## Problem to solve
Of all the lines in the material, how many contain the word "Lighting"? State the number alone.

---*---

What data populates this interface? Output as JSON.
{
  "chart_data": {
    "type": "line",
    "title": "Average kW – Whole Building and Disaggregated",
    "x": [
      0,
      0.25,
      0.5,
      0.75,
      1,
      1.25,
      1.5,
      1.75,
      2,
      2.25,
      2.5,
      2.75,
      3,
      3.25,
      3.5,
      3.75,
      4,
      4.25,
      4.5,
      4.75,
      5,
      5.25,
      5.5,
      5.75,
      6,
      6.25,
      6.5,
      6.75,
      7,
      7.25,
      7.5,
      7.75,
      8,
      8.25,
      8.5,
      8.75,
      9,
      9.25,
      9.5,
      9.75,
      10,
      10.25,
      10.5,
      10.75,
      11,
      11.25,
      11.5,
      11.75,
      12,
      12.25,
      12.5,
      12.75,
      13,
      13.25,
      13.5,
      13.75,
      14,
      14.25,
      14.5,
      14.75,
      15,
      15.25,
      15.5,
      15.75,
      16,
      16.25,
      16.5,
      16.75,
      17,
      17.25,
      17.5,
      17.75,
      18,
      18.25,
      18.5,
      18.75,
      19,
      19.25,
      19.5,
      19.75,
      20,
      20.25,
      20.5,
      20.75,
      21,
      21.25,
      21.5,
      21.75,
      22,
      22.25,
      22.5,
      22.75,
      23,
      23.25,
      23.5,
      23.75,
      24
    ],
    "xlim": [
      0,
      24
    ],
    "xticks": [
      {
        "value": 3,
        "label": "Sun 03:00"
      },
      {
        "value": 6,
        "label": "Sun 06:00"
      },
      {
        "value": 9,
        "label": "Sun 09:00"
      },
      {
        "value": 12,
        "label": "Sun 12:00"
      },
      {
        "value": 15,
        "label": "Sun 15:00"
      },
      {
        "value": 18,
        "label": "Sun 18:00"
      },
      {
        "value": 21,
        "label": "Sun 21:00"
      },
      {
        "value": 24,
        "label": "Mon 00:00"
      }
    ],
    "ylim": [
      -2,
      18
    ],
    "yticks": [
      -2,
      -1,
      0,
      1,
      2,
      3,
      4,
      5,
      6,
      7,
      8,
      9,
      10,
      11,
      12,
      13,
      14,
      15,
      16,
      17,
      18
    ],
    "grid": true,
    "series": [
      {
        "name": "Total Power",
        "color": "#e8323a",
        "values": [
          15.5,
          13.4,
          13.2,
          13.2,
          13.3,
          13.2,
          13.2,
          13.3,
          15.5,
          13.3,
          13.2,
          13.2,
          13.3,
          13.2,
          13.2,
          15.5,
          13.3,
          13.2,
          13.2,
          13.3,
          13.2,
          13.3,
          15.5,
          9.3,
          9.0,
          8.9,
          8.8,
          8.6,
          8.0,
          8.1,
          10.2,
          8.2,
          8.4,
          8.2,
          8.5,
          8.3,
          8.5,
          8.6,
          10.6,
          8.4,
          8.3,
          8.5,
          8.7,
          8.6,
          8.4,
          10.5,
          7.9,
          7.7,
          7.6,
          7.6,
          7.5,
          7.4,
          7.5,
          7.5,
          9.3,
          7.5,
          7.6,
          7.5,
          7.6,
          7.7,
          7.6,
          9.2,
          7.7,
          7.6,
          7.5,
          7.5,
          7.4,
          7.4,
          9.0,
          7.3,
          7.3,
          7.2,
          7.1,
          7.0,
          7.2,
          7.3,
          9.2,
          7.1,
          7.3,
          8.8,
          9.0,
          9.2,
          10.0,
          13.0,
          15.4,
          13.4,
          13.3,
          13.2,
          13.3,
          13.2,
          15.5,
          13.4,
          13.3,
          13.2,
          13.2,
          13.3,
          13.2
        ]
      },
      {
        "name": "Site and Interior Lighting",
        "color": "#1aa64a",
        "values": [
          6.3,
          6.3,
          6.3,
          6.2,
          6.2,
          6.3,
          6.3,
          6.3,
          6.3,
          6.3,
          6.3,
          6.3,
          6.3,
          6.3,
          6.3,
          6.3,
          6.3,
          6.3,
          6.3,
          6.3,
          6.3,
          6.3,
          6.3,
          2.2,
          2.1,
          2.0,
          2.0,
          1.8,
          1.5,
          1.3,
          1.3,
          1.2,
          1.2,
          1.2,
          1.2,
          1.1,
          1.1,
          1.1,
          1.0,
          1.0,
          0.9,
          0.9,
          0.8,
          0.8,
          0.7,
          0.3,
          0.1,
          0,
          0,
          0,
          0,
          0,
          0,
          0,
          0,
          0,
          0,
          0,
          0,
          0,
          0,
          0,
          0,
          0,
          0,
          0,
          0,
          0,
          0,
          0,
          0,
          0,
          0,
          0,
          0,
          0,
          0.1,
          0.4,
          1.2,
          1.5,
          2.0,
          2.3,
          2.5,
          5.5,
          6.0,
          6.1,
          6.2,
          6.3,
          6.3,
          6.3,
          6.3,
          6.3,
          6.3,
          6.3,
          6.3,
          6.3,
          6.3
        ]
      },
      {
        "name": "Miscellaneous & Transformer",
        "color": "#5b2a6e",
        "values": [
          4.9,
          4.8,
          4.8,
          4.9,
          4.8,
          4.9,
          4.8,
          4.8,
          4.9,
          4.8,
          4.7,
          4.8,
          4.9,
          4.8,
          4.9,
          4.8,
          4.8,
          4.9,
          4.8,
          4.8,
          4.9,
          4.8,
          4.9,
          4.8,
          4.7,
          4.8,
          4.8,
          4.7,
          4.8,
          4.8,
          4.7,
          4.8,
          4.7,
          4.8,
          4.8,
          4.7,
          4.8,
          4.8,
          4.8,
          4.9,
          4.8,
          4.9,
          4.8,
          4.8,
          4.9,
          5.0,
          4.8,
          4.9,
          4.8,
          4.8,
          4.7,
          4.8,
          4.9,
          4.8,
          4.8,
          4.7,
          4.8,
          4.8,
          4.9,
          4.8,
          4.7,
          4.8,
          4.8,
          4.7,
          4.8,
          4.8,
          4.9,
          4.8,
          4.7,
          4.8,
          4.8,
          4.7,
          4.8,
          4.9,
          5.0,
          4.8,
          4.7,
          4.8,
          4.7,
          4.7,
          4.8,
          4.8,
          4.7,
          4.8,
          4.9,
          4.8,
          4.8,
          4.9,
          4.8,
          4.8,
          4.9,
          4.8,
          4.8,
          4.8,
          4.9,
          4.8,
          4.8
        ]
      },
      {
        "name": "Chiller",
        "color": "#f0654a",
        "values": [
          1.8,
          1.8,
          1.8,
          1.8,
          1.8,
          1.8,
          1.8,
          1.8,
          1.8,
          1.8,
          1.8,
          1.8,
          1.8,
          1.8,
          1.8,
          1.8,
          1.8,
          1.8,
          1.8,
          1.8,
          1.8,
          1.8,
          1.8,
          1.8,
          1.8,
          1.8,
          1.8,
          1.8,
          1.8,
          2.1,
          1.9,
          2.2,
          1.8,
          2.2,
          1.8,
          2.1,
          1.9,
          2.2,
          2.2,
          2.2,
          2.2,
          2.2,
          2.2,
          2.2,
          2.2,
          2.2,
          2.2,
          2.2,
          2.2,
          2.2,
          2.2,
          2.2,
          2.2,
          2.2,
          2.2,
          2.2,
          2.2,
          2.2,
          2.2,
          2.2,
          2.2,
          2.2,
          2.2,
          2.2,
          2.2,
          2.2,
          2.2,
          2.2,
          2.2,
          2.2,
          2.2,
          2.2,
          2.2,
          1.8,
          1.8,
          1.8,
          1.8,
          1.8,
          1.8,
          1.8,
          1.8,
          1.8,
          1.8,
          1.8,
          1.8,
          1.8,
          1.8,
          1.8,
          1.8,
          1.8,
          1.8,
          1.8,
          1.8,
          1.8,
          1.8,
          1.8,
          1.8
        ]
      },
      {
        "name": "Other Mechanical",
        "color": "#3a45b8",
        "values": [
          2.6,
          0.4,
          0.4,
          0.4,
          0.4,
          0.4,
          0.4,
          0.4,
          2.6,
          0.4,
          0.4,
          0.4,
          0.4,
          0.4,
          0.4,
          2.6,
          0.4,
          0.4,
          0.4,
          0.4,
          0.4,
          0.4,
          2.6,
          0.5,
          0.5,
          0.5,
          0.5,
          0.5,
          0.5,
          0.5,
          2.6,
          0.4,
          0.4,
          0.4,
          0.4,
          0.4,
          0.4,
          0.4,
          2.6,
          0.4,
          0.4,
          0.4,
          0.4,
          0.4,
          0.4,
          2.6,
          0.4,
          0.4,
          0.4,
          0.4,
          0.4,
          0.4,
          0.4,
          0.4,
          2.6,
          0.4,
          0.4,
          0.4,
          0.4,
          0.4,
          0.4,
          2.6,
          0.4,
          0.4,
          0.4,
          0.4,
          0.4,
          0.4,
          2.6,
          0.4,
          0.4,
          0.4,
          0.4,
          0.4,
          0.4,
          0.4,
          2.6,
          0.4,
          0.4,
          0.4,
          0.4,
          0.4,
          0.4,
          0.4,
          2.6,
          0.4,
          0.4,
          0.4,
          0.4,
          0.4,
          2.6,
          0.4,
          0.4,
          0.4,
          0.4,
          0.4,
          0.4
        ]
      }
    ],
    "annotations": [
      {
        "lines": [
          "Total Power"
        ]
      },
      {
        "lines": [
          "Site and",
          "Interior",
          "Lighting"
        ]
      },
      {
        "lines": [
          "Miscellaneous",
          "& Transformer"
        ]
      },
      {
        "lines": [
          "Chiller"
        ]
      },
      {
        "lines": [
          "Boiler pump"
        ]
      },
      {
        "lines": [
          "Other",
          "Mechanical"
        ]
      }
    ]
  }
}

---*---

## Solution
2